[Stored items]
--- BEGIN ---

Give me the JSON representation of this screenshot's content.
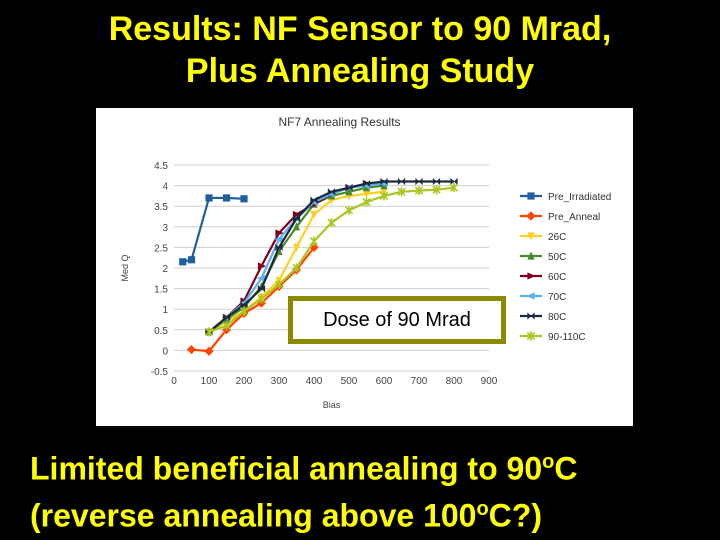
{
  "slide": {
    "title_line1": "Results: NF Sensor to 90 Mrad,",
    "title_line2": "Plus Annealing Study",
    "dose_label": "Dose of 90 Mrad",
    "bottom_line1_a": "Limited beneficial annealing to 90",
    "bottom_line1_sup": "o",
    "bottom_line1_b": "C",
    "bottom_line2_a": "(reverse annealing above 100",
    "bottom_line2_sup": "o",
    "bottom_line2_b": "C?)"
  },
  "chart_data": {
    "type": "line",
    "title": "NF7 Annealing Results",
    "xlabel": "Bias",
    "ylabel": "Med Q",
    "xlim": [
      0,
      900
    ],
    "ylim": [
      -0.5,
      4.5
    ],
    "xticks": [
      "0",
      "100",
      "200",
      "300",
      "400",
      "500",
      "600",
      "700",
      "800",
      "900"
    ],
    "yticks": [
      "-0.5",
      "0",
      "0.5",
      "1",
      "1.5",
      "2",
      "2.5",
      "3",
      "3.5",
      "4",
      "4.5"
    ],
    "grid": "horizontal",
    "legend_position": "right",
    "series": [
      {
        "name": "Pre_Irradiated",
        "color": "#1f5f9f",
        "marker": "square",
        "x": [
          25,
          50,
          100,
          150,
          200
        ],
        "y": [
          2.15,
          2.2,
          3.7,
          3.7,
          3.68
        ]
      },
      {
        "name": "Pre_Anneal",
        "color": "#ff4500",
        "marker": "diamond",
        "x": [
          50,
          100,
          150,
          200,
          250,
          300,
          350,
          400
        ],
        "y": [
          0.02,
          -0.02,
          0.5,
          0.9,
          1.15,
          1.55,
          1.95,
          2.5
        ]
      },
      {
        "name": "26C",
        "color": "#ffd020",
        "marker": "triangle-down",
        "x": [
          100,
          150,
          200,
          250,
          300,
          350,
          400,
          450,
          500,
          550,
          600
        ],
        "y": [
          0.45,
          0.7,
          0.95,
          1.3,
          1.7,
          2.5,
          3.3,
          3.65,
          3.75,
          3.8,
          3.85
        ]
      },
      {
        "name": "50C",
        "color": "#4a8a2a",
        "marker": "triangle",
        "x": [
          100,
          150,
          200,
          250,
          300,
          350,
          400,
          450,
          500,
          550,
          600
        ],
        "y": [
          0.45,
          0.75,
          1.05,
          1.55,
          2.4,
          3.0,
          3.55,
          3.75,
          3.85,
          3.95,
          4.0
        ]
      },
      {
        "name": "60C",
        "color": "#800020",
        "marker": "triangle-right",
        "x": [
          100,
          150,
          200,
          250,
          300,
          350,
          400,
          450,
          500,
          550,
          600
        ],
        "y": [
          0.45,
          0.8,
          1.2,
          2.05,
          2.85,
          3.3,
          3.55,
          3.8,
          3.95,
          4.05,
          4.08
        ]
      },
      {
        "name": "70C",
        "color": "#5ab0f0",
        "marker": "triangle-left",
        "x": [
          100,
          150,
          200,
          250,
          300,
          350,
          400,
          450,
          500,
          550,
          600
        ],
        "y": [
          0.45,
          0.8,
          1.15,
          1.75,
          2.7,
          3.2,
          3.6,
          3.8,
          3.95,
          4.0,
          4.05
        ]
      },
      {
        "name": "80C",
        "color": "#1a2a3a",
        "marker": "bowtie",
        "x": [
          100,
          150,
          200,
          250,
          300,
          350,
          400,
          450,
          500,
          550,
          600,
          650,
          700,
          750,
          800
        ],
        "y": [
          0.45,
          0.8,
          1.1,
          1.5,
          2.5,
          3.2,
          3.65,
          3.85,
          3.95,
          4.05,
          4.1,
          4.1,
          4.1,
          4.1,
          4.1
        ]
      },
      {
        "name": "90-110C",
        "color": "#a8c820",
        "marker": "asterisk",
        "x": [
          100,
          150,
          200,
          250,
          300,
          350,
          400,
          450,
          500,
          550,
          600,
          650,
          700,
          750,
          800
        ],
        "y": [
          0.45,
          0.6,
          0.95,
          1.25,
          1.6,
          2.0,
          2.65,
          3.1,
          3.4,
          3.6,
          3.75,
          3.85,
          3.88,
          3.9,
          3.95
        ]
      }
    ]
  }
}
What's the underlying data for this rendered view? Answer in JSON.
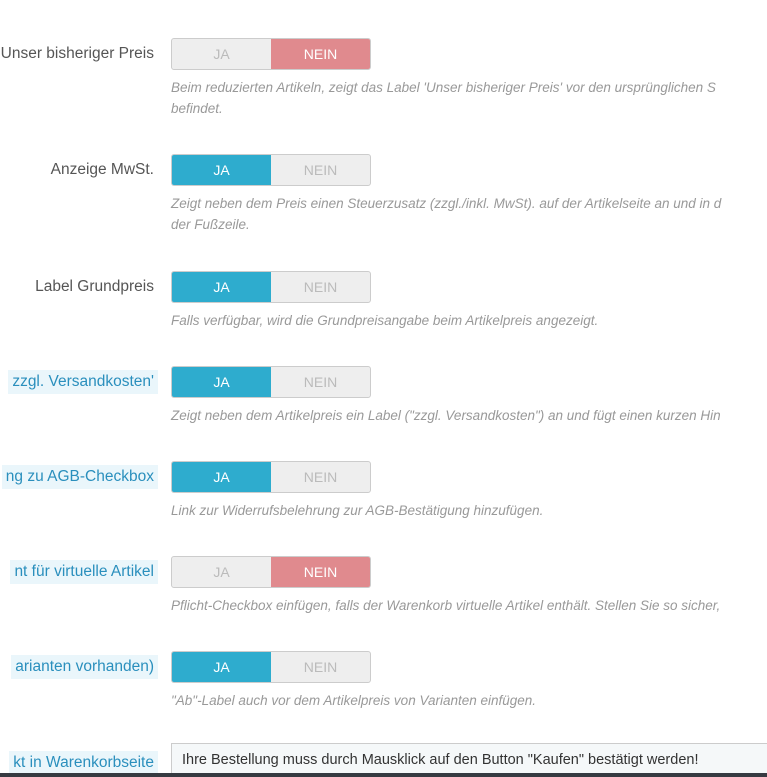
{
  "rows": [
    {
      "label": "Unser bisheriger Preis",
      "tip": false,
      "yes": "JA",
      "no": "NEIN",
      "selected": "no",
      "help": [
        "Beim reduzierten Artikeln, zeigt das Label 'Unser bisheriger Preis' vor den ursprünglichen S",
        "befindet."
      ]
    },
    {
      "label": "Anzeige MwSt.",
      "tip": false,
      "yes": "JA",
      "no": "NEIN",
      "selected": "yes",
      "help": [
        "Zeigt neben dem Preis einen Steuerzusatz (zzgl./inkl. MwSt). auf der Artikelseite an und in d",
        "der Fußzeile."
      ]
    },
    {
      "label": "Label Grundpreis",
      "tip": false,
      "yes": "JA",
      "no": "NEIN",
      "selected": "yes",
      "help": [
        "Falls verfügbar, wird die Grundpreisangabe beim Artikelpreis angezeigt."
      ]
    },
    {
      "label": "zzgl. Versandkosten'",
      "tip": true,
      "yes": "JA",
      "no": "NEIN",
      "selected": "yes",
      "help": [
        "Zeigt neben dem Artikelpreis ein Label (\"zzgl. Versandkosten\") an und fügt einen kurzen Hin"
      ]
    },
    {
      "label": "ng zu AGB-Checkbox",
      "tip": true,
      "yes": "JA",
      "no": "NEIN",
      "selected": "yes",
      "help": [
        "Link zur Widerrufsbelehrung zur AGB-Bestätigung hinzufügen."
      ]
    },
    {
      "label": "nt für virtuelle Artikel",
      "tip": true,
      "yes": "JA",
      "no": "NEIN",
      "selected": "no",
      "help": [
        "Pflicht-Checkbox einfügen, falls der Warenkorb virtuelle Artikel enthält. Stellen Sie so sicher,"
      ]
    },
    {
      "label": "arianten vorhanden)",
      "tip": true,
      "yes": "JA",
      "no": "NEIN",
      "selected": "yes",
      "help": [
        "\"Ab\"-Label auch vor dem Artikelpreis von Varianten einfügen."
      ]
    }
  ],
  "last": {
    "label": "kt in Warenkorbseite",
    "input": "Ihre Bestellung muss durch Mausklick auf den Button \"Kaufen\" bestätigt werden!"
  }
}
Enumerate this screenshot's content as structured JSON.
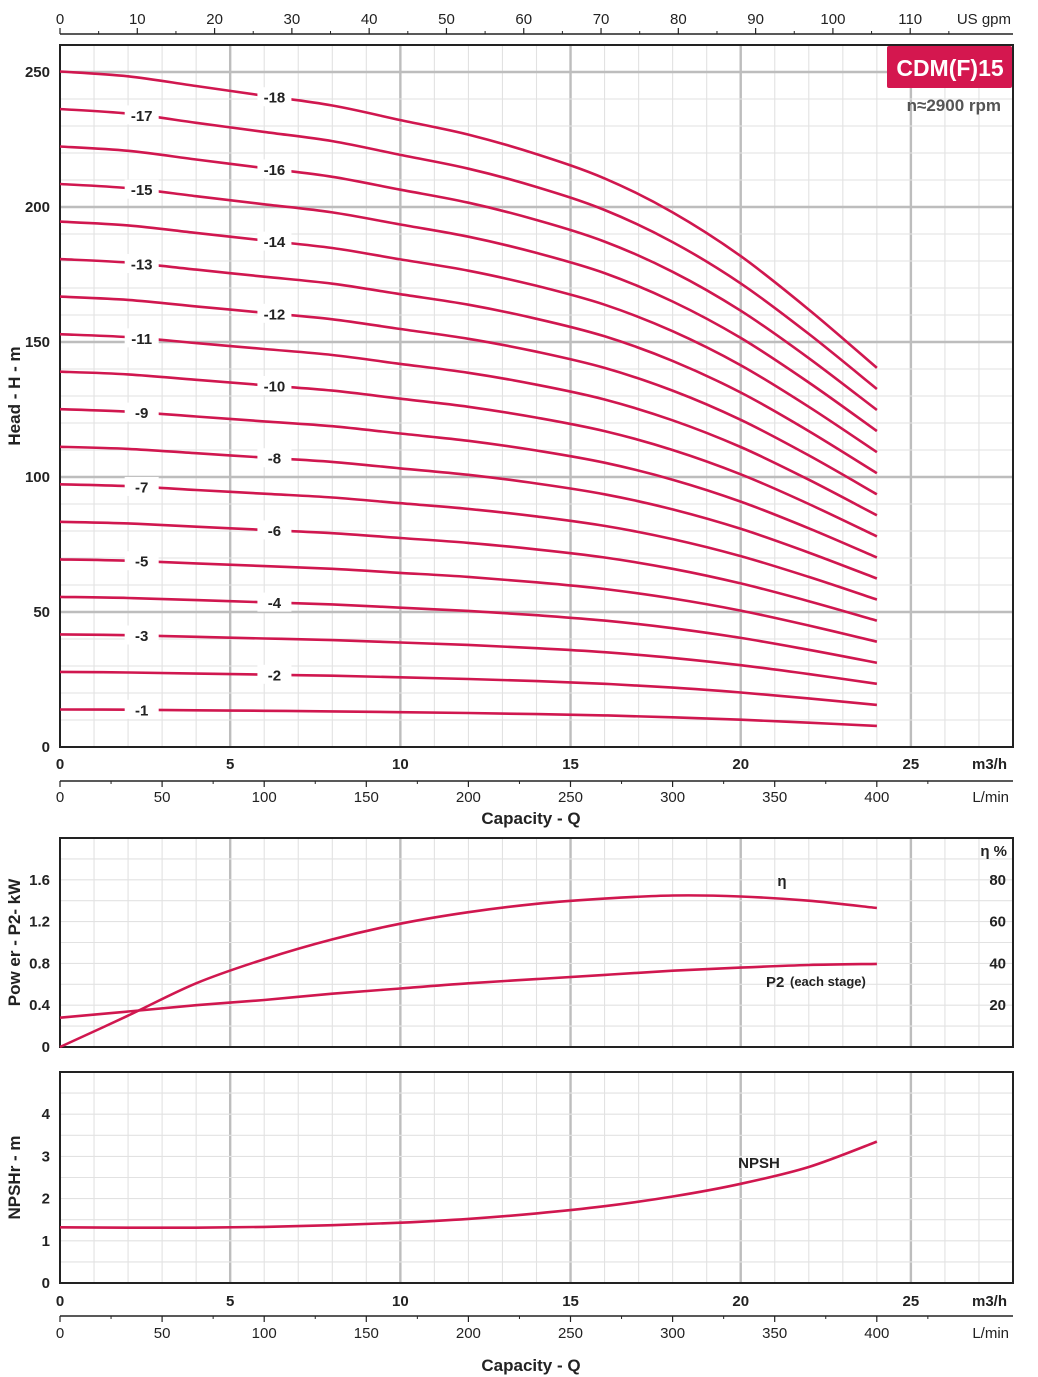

--- END ---

| WHAT YOU HAVE TO DO |
All of the data above should be transcribed verbatim, with pictures omitted.

| EXERCISE RESPONSE |
Give me the JSON representation of this screenshot's content.
{
  "slide": {
    "title_line1": "Results: NF Sensor to 90 Mrad,",
    "title_line2": "Plus Annealing Study",
    "dose_label": "Dose of 90 Mrad",
    "bottom_line1_a": "Limited beneficial annealing to 90",
    "bottom_line1_sup": "o",
    "bottom_line1_b": "C",
    "bottom_line2_a": "(reverse annealing above 100",
    "bottom_line2_sup": "o",
    "bottom_line2_b": "C?)"
  },
  "chart_data": {
    "type": "line",
    "title": "NF7 Annealing Results",
    "xlabel": "Bias",
    "ylabel": "Med Q",
    "xlim": [
      0,
      900
    ],
    "ylim": [
      -0.5,
      4.5
    ],
    "xticks": [
      "0",
      "100",
      "200",
      "300",
      "400",
      "500",
      "600",
      "700",
      "800",
      "900"
    ],
    "yticks": [
      "-0.5",
      "0",
      "0.5",
      "1",
      "1.5",
      "2",
      "2.5",
      "3",
      "3.5",
      "4",
      "4.5"
    ],
    "grid": "horizontal",
    "legend_position": "right",
    "series": [
      {
        "name": "Pre_Irradiated",
        "color": "#1f5f9f",
        "marker": "square",
        "x": [
          25,
          50,
          100,
          150,
          200
        ],
        "y": [
          2.15,
          2.2,
          3.7,
          3.7,
          3.68
        ]
      },
      {
        "name": "Pre_Anneal",
        "color": "#ff4500",
        "marker": "diamond",
        "x": [
          50,
          100,
          150,
          200,
          250,
          300,
          350,
          400
        ],
        "y": [
          0.02,
          -0.02,
          0.5,
          0.9,
          1.15,
          1.55,
          1.95,
          2.5
        ]
      },
      {
        "name": "26C",
        "color": "#ffd020",
        "marker": "triangle-down",
        "x": [
          100,
          150,
          200,
          250,
          300,
          350,
          400,
          450,
          500,
          550,
          600
        ],
        "y": [
          0.45,
          0.7,
          0.95,
          1.3,
          1.7,
          2.5,
          3.3,
          3.65,
          3.75,
          3.8,
          3.85
        ]
      },
      {
        "name": "50C",
        "color": "#4a8a2a",
        "marker": "triangle",
        "x": [
          100,
          150,
          200,
          250,
          300,
          350,
          400,
          450,
          500,
          550,
          600
        ],
        "y": [
          0.45,
          0.75,
          1.05,
          1.55,
          2.4,
          3.0,
          3.55,
          3.75,
          3.85,
          3.95,
          4.0
        ]
      },
      {
        "name": "60C",
        "color": "#800020",
        "marker": "triangle-right",
        "x": [
          100,
          150,
          200,
          250,
          300,
          350,
          400,
          450,
          500,
          550,
          600
        ],
        "y": [
          0.45,
          0.8,
          1.2,
          2.05,
          2.85,
          3.3,
          3.55,
          3.8,
          3.95,
          4.05,
          4.08
        ]
      },
      {
        "name": "70C",
        "color": "#5ab0f0",
        "marker": "triangle-left",
        "x": [
          100,
          150,
          200,
          250,
          300,
          350,
          400,
          450,
          500,
          550,
          600
        ],
        "y": [
          0.45,
          0.8,
          1.15,
          1.75,
          2.7,
          3.2,
          3.6,
          3.8,
          3.95,
          4.0,
          4.05
        ]
      },
      {
        "name": "80C",
        "color": "#1a2a3a",
        "marker": "bowtie",
        "x": [
          100,
          150,
          200,
          250,
          300,
          350,
          400,
          450,
          500,
          550,
          600,
          650,
          700,
          750,
          800
        ],
        "y": [
          0.45,
          0.8,
          1.1,
          1.5,
          2.5,
          3.2,
          3.65,
          3.85,
          3.95,
          4.05,
          4.1,
          4.1,
          4.1,
          4.1,
          4.1
        ]
      },
      {
        "name": "90-110C",
        "color": "#a8c820",
        "marker": "asterisk",
        "x": [
          100,
          150,
          200,
          250,
          300,
          350,
          400,
          450,
          500,
          550,
          600,
          650,
          700,
          750,
          800
        ],
        "y": [
          0.45,
          0.6,
          0.95,
          1.25,
          1.6,
          2.0,
          2.65,
          3.1,
          3.4,
          3.6,
          3.75,
          3.85,
          3.88,
          3.9,
          3.95
        ]
      }
    ]
  }
}
What's the underlying data for this rendered view? Answer in JSON.
{
  "rows": [
    {
      "label": "Unser bisheriger Preis",
      "tip": false,
      "yes": "JA",
      "no": "NEIN",
      "selected": "no",
      "help": [
        "Beim reduzierten Artikeln, zeigt das Label 'Unser bisheriger Preis' vor den ursprünglichen S",
        "befindet."
      ]
    },
    {
      "label": "Anzeige MwSt.",
      "tip": false,
      "yes": "JA",
      "no": "NEIN",
      "selected": "yes",
      "help": [
        "Zeigt neben dem Preis einen Steuerzusatz (zzgl./inkl. MwSt). auf der Artikelseite an und in d",
        "der Fußzeile."
      ]
    },
    {
      "label": "Label Grundpreis",
      "tip": false,
      "yes": "JA",
      "no": "NEIN",
      "selected": "yes",
      "help": [
        "Falls verfügbar, wird die Grundpreisangabe beim Artikelpreis angezeigt."
      ]
    },
    {
      "label": "zzgl. Versandkosten'",
      "tip": true,
      "yes": "JA",
      "no": "NEIN",
      "selected": "yes",
      "help": [
        "Zeigt neben dem Artikelpreis ein Label (\"zzgl. Versandkosten\") an und fügt einen kurzen Hin"
      ]
    },
    {
      "label": "ng zu AGB-Checkbox",
      "tip": true,
      "yes": "JA",
      "no": "NEIN",
      "selected": "yes",
      "help": [
        "Link zur Widerrufsbelehrung zur AGB-Bestätigung hinzufügen."
      ]
    },
    {
      "label": "nt für virtuelle Artikel",
      "tip": true,
      "yes": "JA",
      "no": "NEIN",
      "selected": "no",
      "help": [
        "Pflicht-Checkbox einfügen, falls der Warenkorb virtuelle Artikel enthält. Stellen Sie so sicher,"
      ]
    },
    {
      "label": "arianten vorhanden)",
      "tip": true,
      "yes": "JA",
      "no": "NEIN",
      "selected": "yes",
      "help": [
        "\"Ab\"-Label auch vor dem Artikelpreis von Varianten einfügen."
      ]
    }
  ],
  "last": {
    "label": "kt in Warenkorbseite",
    "input": "Ihre Bestellung muss durch Mausklick auf den Button \"Kaufen\" bestätigt werden!"
  }
}
Enumerate this screenshot's content as structured JSON.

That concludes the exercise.